Data records
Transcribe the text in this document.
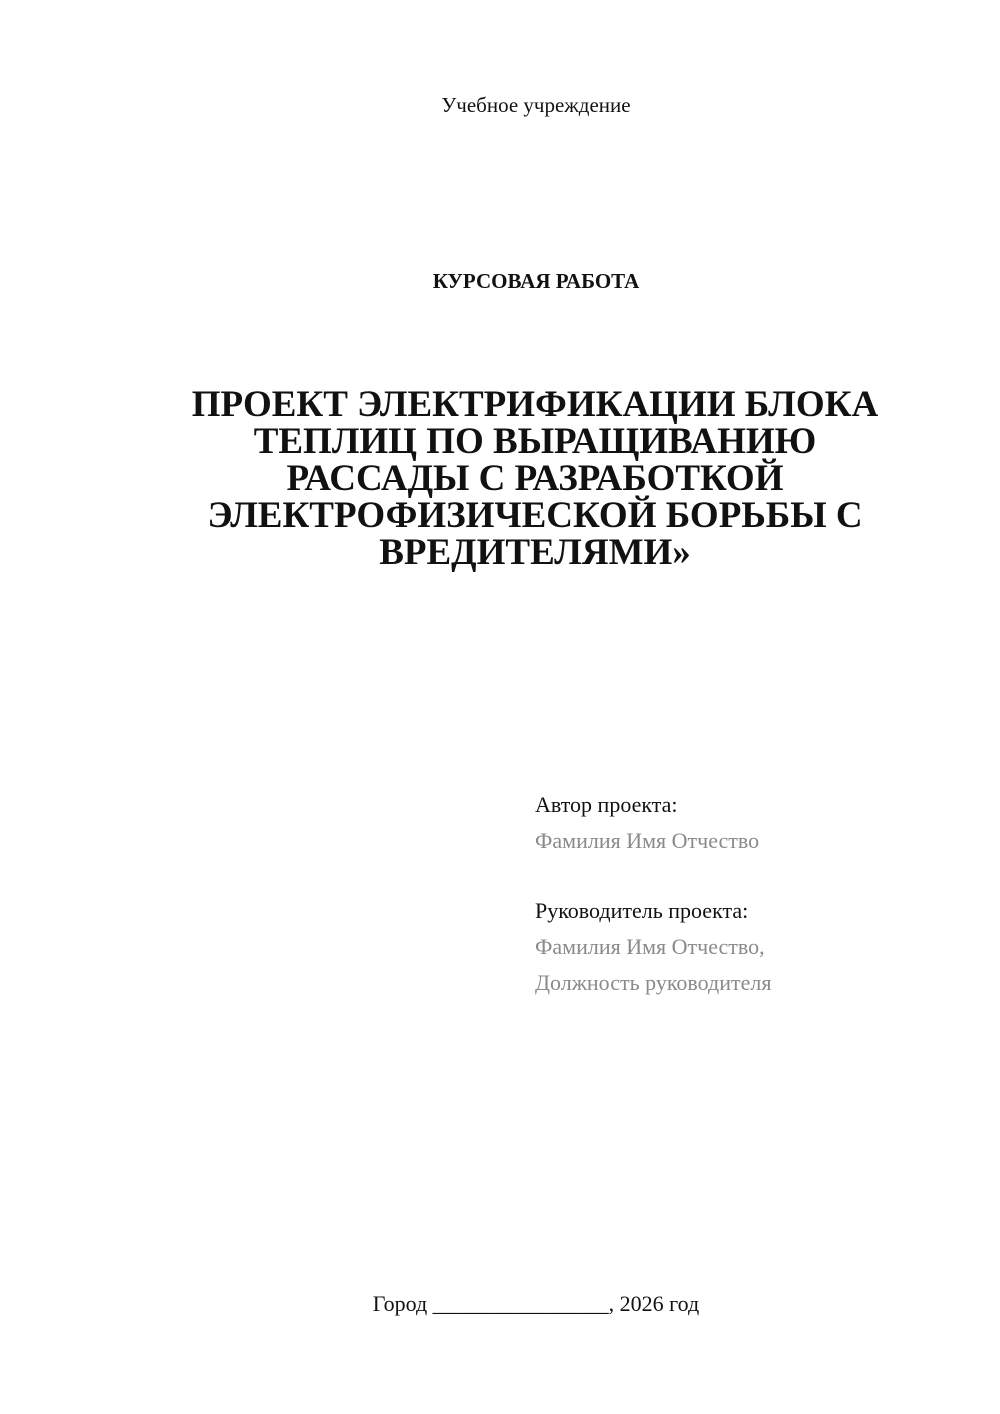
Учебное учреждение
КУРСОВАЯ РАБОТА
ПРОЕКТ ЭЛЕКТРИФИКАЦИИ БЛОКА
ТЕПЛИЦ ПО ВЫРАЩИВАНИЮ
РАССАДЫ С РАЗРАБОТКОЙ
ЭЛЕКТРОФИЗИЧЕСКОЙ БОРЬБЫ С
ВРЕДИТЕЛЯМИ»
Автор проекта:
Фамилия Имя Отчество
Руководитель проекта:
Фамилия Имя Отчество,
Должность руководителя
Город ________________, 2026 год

--

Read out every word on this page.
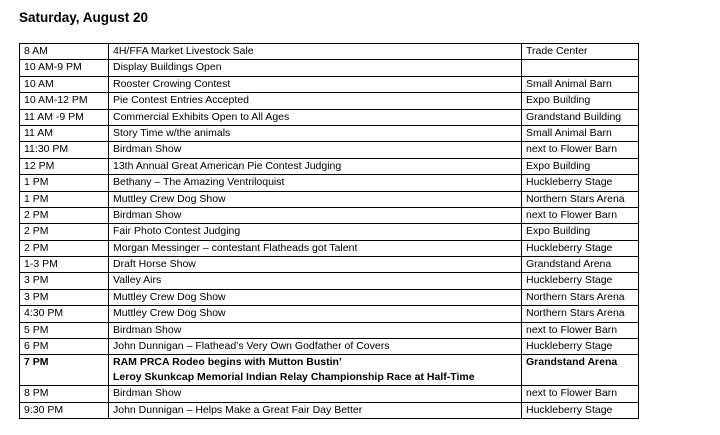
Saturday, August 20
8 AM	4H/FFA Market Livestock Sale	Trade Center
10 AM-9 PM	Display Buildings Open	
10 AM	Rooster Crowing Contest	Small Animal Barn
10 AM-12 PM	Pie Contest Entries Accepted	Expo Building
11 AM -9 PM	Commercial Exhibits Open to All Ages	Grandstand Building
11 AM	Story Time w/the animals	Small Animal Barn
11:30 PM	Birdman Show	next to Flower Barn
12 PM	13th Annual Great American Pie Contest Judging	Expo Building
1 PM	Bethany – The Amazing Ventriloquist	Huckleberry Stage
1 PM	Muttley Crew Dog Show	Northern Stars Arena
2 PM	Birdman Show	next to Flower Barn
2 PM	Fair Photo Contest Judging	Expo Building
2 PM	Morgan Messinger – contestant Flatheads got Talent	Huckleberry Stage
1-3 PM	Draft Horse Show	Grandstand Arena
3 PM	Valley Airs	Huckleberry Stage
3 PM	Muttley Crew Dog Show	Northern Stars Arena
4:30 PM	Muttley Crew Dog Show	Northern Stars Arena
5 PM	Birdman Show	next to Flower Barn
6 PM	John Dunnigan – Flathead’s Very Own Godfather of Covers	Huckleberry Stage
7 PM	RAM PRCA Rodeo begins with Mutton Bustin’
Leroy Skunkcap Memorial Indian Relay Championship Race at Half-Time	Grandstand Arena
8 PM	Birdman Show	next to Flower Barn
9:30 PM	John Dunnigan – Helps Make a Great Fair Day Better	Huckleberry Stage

(REQUIREMENTS): Locate the string "Dunnigan" in the listing above and copy every line where it occurs.

(SOLUTION TO THE EXERCISE):
6 PM	John Dunnigan – Flathead’s Very Own Godfather of Covers	Huckleberry Stage
9:30 PM	John Dunnigan – Helps Make a Great Fair Day Better	Huckleberry Stage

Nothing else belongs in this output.